What to produce
Set down each entry from the block beneath, exactly as written.

Records for processing
-----

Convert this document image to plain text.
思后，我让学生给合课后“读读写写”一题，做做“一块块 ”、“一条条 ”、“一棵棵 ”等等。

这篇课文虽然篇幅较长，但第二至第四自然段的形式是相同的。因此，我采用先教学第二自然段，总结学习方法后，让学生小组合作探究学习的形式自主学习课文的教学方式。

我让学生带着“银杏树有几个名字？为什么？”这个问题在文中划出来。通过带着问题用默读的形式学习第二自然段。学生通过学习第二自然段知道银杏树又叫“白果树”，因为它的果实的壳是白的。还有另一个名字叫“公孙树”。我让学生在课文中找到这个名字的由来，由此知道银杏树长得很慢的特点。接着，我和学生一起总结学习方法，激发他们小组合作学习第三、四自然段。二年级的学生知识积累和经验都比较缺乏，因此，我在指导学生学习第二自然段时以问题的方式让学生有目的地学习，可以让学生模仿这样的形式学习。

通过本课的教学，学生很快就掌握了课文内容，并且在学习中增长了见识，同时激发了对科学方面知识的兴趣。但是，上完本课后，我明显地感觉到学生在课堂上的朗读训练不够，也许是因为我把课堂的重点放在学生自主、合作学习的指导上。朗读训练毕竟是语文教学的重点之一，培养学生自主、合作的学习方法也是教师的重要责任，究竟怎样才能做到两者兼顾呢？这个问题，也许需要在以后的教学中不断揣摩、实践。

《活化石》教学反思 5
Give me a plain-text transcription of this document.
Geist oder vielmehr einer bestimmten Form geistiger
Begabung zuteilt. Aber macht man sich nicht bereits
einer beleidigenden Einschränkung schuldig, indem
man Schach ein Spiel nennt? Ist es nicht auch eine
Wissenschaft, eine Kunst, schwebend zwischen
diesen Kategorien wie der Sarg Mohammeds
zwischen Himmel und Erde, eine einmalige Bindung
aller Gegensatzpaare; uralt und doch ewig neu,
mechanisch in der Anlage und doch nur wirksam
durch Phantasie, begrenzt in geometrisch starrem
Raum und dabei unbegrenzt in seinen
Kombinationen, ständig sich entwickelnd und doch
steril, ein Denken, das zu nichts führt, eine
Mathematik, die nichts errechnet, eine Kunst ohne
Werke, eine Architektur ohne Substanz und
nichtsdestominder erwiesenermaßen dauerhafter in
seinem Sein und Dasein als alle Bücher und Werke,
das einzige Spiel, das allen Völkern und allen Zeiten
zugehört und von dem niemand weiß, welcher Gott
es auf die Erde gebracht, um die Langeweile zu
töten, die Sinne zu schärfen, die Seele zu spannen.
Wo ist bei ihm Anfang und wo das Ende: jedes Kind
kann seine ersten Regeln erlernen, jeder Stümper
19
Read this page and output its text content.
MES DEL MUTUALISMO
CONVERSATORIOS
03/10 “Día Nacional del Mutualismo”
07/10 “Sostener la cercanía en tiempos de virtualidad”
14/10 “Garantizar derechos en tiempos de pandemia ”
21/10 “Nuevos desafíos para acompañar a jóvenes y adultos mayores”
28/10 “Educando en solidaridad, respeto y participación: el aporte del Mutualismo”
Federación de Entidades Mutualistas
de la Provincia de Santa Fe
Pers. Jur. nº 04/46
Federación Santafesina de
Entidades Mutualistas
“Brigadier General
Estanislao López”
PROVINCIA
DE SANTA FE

-----

Result
Convert this document image to plain text.
思后，我让学生给合课后“读读写写”一题，做做“一块块 ”、“一条条 ”、“一棵棵 ”等等。

这篇课文虽然篇幅较长，但第二至第四自然段的形式是相同的。因此，我采用先教学第二自然段，总结学习方法后，让学生小组合作探究学习的形式自主学习课文的教学方式。

我让学生带着“银杏树有几个名字？为什么？”这个问题在文中划出来。通过带着问题用默读的形式学习第二自然段。学生通过学习第二自然段知道银杏树又叫“白果树”，因为它的果实的壳是白的。还有另一个名字叫“公孙树”。我让学生在课文中找到这个名字的由来，由此知道银杏树长得很慢的特点。接着，我和学生一起总结学习方法，激发他们小组合作学习第三、四自然段。二年级的学生知识积累和经验都比较缺乏，因此，我在指导学生学习第二自然段时以问题的方式让学生有目的地学习，可以让学生模仿这样的形式学习。

通过本课的教学，学生很快就掌握了课文内容，并且在学习中增长了见识，同时激发了对科学方面知识的兴趣。但是，上完本课后，我明显地感觉到学生在课堂上的朗读训练不够，也许是因为我把课堂的重点放在学生自主、合作学习的指导上。朗读训练毕竟是语文教学的重点之一，培养学生自主、合作的学习方法也是教师的重要责任，究竟怎样才能做到两者兼顾呢？这个问题，也许需要在以后的教学中不断揣摩、实践。

《活化石》教学反思 5
Give me a plain-text transcription of this document.
Geist oder vielmehr einer bestimmten Form geistiger
Begabung zuteilt. Aber macht man sich nicht bereits
einer beleidigenden Einschränkung schuldig, indem
man Schach ein Spiel nennt? Ist es nicht auch eine
Wissenschaft, eine Kunst, schwebend zwischen
diesen Kategorien wie der Sarg Mohammeds
zwischen Himmel und Erde, eine einmalige Bindung
aller Gegensatzpaare; uralt und doch ewig neu,
mechanisch in der Anlage und doch nur wirksam
durch Phantasie, begrenzt in geometrisch starrem
Raum und dabei unbegrenzt in seinen
Kombinationen, ständig sich entwickelnd und doch
steril, ein Denken, das zu nichts führt, eine
Mathematik, die nichts errechnet, eine Kunst ohne
Werke, eine Architektur ohne Substanz und
nichtsdestominder erwiesenermaßen dauerhafter in
seinem Sein und Dasein als alle Bücher und Werke,
das einzige Spiel, das allen Völkern und allen Zeiten
zugehört und von dem niemand weiß, welcher Gott
es auf die Erde gebracht, um die Langeweile zu
töten, die Sinne zu schärfen, die Seele zu spannen.
Wo ist bei ihm Anfang und wo das Ende: jedes Kind
kann seine ersten Regeln erlernen, jeder Stümper
19
Read this page and output its text content.
MES DEL MUTUALISMO
CONVERSATORIOS
03/10 “Día Nacional del Mutualismo”
07/10 “Sostener la cercanía en tiempos de virtualidad”
14/10 “Garantizar derechos en tiempos de pandemia ”
21/10 “Nuevos desafíos para acompañar a jóvenes y adultos mayores”
28/10 “Educando en solidaridad, respeto y participación: el aporte del Mutualismo”
Federación de Entidades Mutualistas
de la Provincia de Santa Fe
Pers. Jur. nº 04/46
Federación Santafesina de
Entidades Mutualistas
“Brigadier General
Estanislao López”
PROVINCIA
DE SANTA FE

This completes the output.